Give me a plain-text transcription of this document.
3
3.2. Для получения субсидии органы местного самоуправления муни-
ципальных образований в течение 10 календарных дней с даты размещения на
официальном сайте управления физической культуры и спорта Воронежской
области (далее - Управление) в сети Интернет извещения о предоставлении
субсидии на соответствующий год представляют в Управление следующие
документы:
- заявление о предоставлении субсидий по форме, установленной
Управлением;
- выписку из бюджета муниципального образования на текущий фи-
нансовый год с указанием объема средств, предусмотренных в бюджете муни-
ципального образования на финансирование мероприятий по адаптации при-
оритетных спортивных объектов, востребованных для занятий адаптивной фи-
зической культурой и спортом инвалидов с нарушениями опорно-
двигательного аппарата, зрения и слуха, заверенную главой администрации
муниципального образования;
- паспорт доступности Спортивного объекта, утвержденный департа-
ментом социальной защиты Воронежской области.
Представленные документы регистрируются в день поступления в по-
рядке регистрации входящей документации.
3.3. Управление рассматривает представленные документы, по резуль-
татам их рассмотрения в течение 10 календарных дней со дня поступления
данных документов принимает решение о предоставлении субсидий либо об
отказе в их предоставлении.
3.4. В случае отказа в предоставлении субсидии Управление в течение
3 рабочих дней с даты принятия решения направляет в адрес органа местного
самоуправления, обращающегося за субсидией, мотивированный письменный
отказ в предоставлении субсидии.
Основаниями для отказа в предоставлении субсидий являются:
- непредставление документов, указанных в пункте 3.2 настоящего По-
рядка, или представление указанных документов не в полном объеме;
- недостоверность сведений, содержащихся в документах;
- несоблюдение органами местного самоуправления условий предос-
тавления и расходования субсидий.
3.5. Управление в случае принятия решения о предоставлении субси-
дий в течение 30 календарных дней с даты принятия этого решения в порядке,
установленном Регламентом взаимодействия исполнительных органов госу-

---

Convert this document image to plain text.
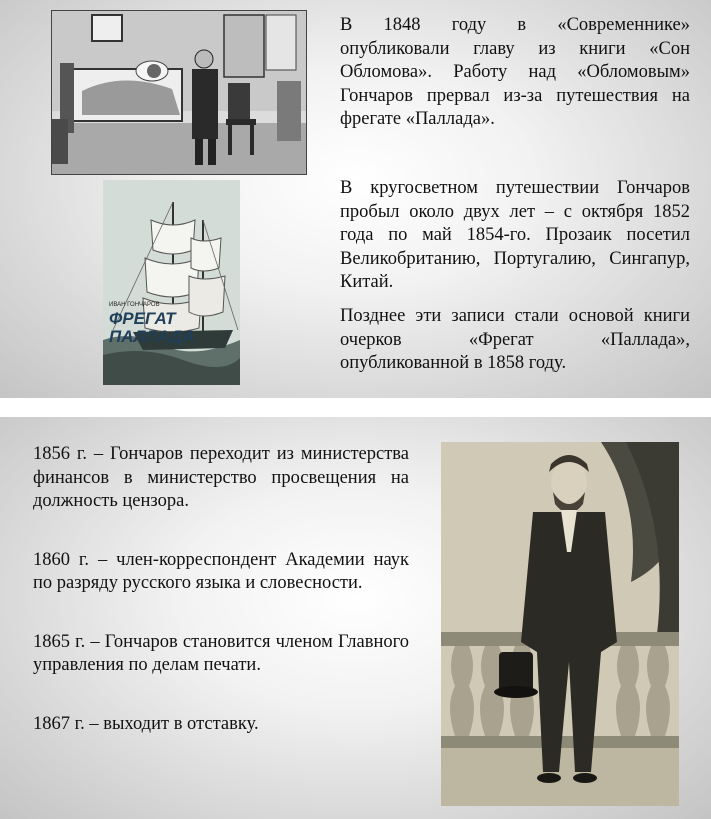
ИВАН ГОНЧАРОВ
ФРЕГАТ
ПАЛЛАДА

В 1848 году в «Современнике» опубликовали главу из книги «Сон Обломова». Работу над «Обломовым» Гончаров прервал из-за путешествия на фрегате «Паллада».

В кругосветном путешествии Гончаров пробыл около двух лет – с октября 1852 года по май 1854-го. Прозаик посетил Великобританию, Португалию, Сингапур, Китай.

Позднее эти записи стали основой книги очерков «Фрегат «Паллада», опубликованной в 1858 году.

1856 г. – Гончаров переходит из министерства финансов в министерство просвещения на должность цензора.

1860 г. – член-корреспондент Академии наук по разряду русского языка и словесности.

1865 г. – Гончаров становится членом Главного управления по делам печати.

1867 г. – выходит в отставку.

JOB — Report all lines of the material that contain the word "течение".

RESULT FOR THIS EXERCISE —
ципальных образований в течение 10 календарных дней с даты размещения на
татам их рассмотрения в течение 10 календарных дней со дня поступления
3.4. В случае отказа в предоставлении субсидии Управление в течение
дий в течение 30 календарных дней с даты принятия этого решения в порядке,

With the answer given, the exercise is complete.